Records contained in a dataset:

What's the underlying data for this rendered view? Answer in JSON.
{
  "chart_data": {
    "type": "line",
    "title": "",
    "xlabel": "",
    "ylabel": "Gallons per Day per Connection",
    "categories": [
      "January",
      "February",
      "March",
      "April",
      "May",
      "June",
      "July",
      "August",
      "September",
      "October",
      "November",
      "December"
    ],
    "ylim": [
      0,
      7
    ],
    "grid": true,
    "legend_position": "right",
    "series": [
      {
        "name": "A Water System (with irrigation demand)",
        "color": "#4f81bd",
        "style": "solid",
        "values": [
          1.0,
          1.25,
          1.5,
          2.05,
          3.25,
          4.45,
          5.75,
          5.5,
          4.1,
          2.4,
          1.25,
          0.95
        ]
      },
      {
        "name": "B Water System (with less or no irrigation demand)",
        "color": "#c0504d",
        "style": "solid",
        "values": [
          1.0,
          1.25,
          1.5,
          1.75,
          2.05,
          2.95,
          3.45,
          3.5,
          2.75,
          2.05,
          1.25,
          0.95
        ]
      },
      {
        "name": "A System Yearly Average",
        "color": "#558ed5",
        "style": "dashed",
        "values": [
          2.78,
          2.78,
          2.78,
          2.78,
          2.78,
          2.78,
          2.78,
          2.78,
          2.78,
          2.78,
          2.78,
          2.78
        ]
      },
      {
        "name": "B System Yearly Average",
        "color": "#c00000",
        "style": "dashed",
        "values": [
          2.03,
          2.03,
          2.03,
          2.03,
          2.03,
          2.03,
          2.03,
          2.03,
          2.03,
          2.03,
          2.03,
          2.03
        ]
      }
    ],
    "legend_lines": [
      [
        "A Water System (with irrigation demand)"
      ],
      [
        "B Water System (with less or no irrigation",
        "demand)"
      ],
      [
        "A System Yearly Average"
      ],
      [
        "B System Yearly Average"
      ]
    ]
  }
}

WHAT YOU WILL DO:
Using the listing, copy every line where the word "Yearly" shows up.

FULL ANSWER:
        "name": "A System Yearly Average",
        "name": "B System Yearly Average",
        "A System Yearly Average"
        "B System Yearly Average"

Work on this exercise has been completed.